● EXERCISE AIM:
Check every line of the entries that follow, and copy the ones containing "evaluatie".

● INFORMATION PROVIDED:
-*-
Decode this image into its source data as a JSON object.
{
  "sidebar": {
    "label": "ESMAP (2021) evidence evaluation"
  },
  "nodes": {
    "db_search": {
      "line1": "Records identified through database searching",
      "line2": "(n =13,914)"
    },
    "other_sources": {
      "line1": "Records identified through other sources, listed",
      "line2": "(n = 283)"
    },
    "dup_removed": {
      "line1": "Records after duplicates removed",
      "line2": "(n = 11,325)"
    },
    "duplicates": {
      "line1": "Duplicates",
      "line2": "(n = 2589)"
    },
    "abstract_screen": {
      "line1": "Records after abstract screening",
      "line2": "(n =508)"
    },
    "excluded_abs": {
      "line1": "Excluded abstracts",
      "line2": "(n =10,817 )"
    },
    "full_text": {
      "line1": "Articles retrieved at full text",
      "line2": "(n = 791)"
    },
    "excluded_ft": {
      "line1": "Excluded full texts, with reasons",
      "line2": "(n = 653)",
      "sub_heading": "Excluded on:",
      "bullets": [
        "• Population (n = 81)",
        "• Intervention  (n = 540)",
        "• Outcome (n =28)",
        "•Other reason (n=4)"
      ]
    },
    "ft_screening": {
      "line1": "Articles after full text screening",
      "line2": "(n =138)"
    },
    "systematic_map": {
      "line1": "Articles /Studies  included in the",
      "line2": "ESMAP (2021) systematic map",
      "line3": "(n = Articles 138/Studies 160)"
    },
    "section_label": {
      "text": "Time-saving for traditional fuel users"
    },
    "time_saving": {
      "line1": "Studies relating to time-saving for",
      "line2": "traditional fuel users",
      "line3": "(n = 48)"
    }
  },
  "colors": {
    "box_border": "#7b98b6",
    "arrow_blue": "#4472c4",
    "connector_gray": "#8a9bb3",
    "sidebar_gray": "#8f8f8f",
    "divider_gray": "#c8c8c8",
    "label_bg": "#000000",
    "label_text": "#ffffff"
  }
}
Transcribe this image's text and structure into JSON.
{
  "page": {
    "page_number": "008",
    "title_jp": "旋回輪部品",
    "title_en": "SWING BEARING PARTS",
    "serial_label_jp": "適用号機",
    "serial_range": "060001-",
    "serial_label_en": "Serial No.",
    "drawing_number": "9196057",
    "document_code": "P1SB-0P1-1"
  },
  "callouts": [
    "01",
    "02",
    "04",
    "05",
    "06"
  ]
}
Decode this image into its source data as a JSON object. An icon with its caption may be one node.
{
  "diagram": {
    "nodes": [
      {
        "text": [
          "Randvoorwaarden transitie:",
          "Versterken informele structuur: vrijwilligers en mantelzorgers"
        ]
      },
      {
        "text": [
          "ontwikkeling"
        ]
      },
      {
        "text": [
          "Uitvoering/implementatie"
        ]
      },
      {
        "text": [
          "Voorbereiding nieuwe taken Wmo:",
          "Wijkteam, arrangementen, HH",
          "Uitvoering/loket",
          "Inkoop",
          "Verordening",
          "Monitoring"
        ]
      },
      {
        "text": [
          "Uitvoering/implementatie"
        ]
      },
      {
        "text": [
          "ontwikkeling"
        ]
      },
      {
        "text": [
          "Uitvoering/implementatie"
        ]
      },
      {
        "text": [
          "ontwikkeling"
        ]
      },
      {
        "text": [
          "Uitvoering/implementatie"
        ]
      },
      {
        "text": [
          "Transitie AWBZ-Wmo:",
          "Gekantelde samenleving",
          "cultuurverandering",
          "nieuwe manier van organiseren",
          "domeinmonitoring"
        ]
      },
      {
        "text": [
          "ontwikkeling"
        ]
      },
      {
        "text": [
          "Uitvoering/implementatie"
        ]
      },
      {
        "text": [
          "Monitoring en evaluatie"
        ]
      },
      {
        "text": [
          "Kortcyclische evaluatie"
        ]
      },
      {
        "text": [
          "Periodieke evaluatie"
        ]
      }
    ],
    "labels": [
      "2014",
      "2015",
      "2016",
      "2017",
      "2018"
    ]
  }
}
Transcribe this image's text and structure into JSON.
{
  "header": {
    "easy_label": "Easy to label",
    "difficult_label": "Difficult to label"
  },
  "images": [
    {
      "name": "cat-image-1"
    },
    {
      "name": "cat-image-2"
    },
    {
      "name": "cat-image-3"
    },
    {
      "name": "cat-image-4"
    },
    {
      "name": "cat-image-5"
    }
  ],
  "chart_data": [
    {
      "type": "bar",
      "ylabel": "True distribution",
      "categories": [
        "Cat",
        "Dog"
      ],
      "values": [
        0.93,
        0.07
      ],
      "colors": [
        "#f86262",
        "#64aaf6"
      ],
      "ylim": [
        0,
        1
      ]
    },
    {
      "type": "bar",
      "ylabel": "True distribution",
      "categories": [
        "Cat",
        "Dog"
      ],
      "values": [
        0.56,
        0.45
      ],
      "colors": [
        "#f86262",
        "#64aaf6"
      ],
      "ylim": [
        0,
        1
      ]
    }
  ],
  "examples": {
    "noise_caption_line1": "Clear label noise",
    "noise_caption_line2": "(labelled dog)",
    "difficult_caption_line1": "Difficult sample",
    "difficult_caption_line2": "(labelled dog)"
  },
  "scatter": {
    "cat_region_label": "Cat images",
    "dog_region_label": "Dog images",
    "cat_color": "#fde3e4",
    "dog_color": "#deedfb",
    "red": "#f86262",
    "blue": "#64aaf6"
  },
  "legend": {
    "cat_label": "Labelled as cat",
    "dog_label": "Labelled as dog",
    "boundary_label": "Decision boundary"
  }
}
-*-
● FULL RESPONSE:
          "Monitoring en evaluatie"
          "Kortcyclische evaluatie"
          "Periodieke evaluatie"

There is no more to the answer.